**EXERCISE:** Scan the data for "полномочия" and copy the lines it appears in.

**TASK INPUT:**

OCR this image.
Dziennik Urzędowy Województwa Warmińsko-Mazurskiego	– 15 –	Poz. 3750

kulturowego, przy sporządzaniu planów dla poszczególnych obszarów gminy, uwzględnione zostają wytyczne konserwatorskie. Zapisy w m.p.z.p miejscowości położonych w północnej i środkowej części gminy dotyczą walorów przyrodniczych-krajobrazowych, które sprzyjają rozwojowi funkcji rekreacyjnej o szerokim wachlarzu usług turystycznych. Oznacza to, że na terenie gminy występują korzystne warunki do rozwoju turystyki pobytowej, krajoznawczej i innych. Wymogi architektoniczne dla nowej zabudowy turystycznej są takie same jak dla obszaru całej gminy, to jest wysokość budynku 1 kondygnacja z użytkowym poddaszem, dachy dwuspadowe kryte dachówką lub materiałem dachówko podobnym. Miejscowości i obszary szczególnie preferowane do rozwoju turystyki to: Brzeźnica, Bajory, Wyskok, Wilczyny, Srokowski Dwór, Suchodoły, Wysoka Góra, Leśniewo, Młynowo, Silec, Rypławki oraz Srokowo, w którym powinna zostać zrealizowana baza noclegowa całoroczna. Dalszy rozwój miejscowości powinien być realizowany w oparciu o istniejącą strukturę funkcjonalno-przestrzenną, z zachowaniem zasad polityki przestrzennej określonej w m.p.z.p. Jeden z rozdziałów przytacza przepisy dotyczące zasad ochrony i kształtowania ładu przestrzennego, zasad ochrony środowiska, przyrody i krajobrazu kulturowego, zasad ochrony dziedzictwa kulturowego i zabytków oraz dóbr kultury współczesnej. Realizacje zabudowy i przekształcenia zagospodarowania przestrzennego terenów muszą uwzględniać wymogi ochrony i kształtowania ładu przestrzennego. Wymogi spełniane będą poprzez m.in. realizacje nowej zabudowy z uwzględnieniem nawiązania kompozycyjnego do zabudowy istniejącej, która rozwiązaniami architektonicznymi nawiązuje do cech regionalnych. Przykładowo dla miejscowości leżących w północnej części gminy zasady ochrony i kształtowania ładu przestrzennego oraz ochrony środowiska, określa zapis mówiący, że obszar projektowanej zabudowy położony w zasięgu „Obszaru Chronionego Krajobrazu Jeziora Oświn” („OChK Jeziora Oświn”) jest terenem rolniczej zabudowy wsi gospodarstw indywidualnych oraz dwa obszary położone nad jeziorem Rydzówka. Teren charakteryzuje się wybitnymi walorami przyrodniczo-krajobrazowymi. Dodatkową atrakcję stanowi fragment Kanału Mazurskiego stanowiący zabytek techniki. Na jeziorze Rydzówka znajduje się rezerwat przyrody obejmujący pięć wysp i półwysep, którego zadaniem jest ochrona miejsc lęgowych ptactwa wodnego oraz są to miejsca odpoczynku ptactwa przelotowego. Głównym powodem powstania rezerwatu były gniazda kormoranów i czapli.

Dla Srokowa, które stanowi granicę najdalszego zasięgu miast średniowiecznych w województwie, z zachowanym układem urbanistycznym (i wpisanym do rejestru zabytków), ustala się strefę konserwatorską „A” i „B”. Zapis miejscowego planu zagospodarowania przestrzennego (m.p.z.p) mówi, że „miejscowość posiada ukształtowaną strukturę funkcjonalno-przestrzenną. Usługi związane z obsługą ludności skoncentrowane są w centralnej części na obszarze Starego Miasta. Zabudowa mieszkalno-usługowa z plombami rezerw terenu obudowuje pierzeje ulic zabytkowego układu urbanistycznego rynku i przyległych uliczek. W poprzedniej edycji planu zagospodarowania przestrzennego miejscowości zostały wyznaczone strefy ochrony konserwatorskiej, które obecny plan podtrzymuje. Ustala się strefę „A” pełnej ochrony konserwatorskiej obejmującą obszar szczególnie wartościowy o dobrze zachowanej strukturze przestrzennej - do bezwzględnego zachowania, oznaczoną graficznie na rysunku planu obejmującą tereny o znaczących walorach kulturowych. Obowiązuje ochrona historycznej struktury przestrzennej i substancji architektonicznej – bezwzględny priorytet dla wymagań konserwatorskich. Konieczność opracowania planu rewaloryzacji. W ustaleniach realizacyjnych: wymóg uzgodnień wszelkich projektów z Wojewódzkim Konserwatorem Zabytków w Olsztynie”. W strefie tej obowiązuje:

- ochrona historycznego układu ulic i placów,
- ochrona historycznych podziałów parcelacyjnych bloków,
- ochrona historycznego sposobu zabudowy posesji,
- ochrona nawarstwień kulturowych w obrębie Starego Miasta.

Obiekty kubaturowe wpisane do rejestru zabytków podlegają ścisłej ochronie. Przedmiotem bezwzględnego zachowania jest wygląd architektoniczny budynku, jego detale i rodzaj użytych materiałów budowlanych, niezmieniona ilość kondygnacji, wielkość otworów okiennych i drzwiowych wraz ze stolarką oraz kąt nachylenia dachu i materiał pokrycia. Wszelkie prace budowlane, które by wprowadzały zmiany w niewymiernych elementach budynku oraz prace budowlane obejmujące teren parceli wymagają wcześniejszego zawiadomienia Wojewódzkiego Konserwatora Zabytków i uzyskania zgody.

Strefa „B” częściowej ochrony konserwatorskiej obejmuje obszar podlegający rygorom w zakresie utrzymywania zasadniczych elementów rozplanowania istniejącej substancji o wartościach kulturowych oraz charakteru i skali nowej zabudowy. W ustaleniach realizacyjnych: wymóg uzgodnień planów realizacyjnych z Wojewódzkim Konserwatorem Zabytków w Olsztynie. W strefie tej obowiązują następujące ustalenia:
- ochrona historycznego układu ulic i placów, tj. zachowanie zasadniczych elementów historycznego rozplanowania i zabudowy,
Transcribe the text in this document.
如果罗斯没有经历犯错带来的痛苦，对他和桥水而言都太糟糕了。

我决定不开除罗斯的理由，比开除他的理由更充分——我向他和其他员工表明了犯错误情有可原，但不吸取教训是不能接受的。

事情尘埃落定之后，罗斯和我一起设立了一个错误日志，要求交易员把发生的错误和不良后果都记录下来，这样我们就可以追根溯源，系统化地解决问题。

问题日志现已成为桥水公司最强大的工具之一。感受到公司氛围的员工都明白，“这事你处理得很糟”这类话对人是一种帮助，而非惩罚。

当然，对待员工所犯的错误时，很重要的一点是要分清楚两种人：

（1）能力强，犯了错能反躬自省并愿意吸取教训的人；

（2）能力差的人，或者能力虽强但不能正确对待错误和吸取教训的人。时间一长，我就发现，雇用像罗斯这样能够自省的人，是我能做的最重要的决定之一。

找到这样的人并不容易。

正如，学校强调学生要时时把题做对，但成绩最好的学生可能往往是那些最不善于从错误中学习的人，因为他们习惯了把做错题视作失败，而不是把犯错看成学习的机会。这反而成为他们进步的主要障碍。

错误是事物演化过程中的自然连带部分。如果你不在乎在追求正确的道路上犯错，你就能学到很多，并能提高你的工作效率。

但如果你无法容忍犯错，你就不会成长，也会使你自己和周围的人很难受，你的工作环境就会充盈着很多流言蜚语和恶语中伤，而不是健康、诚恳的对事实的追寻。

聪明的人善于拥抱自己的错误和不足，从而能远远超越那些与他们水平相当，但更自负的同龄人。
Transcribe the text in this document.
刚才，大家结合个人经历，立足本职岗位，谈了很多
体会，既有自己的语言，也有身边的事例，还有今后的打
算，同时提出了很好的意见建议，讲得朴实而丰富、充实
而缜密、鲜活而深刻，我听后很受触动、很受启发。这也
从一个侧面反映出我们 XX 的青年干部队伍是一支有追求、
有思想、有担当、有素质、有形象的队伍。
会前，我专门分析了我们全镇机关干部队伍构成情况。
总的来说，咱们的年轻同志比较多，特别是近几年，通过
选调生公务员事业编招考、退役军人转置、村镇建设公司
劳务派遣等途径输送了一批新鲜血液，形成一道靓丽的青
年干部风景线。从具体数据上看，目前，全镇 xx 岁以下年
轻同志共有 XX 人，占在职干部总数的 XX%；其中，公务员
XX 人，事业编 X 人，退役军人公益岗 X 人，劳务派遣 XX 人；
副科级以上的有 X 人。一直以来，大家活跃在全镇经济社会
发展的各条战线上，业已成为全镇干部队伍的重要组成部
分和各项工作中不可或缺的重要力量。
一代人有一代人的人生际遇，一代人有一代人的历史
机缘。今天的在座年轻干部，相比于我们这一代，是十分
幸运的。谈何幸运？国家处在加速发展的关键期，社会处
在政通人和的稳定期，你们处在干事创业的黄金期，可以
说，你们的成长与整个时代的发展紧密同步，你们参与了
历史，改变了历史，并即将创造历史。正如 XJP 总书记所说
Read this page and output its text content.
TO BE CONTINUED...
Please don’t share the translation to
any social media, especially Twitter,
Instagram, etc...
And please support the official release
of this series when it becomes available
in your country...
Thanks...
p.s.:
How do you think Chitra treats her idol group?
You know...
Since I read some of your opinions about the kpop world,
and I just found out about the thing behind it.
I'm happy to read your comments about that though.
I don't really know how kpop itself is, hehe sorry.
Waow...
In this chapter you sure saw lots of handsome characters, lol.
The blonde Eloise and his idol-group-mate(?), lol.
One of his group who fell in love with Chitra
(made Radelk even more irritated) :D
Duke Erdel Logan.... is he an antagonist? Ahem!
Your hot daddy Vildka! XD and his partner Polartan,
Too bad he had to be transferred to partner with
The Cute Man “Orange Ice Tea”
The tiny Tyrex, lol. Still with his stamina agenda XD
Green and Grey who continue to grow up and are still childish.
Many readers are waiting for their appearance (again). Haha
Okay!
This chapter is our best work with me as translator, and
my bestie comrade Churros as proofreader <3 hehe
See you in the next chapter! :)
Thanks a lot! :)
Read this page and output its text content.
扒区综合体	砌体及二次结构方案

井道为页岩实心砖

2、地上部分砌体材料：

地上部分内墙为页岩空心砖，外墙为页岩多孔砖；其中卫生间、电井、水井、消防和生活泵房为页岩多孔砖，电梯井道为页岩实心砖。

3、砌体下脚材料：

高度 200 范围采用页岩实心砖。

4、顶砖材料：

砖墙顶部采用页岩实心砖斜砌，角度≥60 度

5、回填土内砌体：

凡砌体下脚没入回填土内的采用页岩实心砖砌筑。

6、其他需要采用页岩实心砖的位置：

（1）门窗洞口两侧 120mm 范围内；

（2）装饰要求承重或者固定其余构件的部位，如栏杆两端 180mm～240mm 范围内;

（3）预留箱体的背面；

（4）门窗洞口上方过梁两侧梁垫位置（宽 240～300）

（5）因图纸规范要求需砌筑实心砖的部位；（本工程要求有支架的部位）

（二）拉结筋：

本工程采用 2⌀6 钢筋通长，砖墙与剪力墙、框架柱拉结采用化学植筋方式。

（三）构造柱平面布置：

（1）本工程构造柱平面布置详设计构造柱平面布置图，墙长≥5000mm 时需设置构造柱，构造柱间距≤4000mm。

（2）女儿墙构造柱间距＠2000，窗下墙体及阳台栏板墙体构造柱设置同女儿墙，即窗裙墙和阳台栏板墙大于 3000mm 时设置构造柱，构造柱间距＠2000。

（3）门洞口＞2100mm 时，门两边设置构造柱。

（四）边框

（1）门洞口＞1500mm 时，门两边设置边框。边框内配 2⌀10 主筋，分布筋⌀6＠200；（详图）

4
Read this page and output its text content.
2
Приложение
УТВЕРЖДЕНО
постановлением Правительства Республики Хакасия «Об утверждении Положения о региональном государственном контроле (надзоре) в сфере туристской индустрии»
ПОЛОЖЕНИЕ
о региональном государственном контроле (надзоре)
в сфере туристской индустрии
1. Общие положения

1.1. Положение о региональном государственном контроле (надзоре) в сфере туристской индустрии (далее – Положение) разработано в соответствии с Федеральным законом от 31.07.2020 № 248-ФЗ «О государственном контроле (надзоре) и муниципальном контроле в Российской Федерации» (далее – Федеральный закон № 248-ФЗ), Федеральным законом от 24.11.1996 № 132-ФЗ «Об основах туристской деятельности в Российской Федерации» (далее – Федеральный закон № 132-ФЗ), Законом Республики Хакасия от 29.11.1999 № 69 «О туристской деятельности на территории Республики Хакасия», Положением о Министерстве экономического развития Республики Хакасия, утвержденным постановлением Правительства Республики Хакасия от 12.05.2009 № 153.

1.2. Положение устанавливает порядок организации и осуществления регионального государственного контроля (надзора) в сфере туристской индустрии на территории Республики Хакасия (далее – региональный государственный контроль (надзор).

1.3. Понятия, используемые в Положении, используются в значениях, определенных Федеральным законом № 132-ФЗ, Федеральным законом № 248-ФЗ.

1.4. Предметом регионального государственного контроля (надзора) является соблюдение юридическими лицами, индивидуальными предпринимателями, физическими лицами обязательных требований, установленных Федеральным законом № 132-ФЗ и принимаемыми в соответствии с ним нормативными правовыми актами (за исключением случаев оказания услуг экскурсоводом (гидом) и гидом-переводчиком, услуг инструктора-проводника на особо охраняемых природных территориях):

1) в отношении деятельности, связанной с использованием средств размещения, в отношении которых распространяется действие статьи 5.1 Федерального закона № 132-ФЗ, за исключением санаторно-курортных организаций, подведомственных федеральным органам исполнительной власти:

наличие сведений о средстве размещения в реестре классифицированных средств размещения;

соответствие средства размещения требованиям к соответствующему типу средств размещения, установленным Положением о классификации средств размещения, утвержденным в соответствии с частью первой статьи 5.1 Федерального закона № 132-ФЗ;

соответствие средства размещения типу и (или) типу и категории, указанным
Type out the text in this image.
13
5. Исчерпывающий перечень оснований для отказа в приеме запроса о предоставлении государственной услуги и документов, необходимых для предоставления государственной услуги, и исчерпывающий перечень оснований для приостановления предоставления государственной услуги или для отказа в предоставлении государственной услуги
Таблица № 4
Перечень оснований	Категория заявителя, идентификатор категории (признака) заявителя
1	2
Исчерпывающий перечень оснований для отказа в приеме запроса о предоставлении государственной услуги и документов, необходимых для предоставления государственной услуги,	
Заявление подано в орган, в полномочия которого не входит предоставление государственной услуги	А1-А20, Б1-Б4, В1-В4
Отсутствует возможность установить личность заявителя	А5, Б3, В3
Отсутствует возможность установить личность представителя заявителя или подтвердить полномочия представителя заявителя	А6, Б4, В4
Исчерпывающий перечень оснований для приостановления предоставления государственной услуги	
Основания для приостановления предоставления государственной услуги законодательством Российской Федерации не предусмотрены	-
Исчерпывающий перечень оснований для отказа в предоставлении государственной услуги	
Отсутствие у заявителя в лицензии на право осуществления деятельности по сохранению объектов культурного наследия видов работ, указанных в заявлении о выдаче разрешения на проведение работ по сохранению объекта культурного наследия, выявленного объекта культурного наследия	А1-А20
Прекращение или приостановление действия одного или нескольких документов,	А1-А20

**CORRECT OUTPUT:**
Заявление подано в орган, в полномочия которого не входит предоставление государственной услуги	А1-А20, Б1-Б4, В1-В4
Отсутствует возможность установить личность представителя заявителя или подтвердить полномочия представителя заявителя	А6, Б4, В4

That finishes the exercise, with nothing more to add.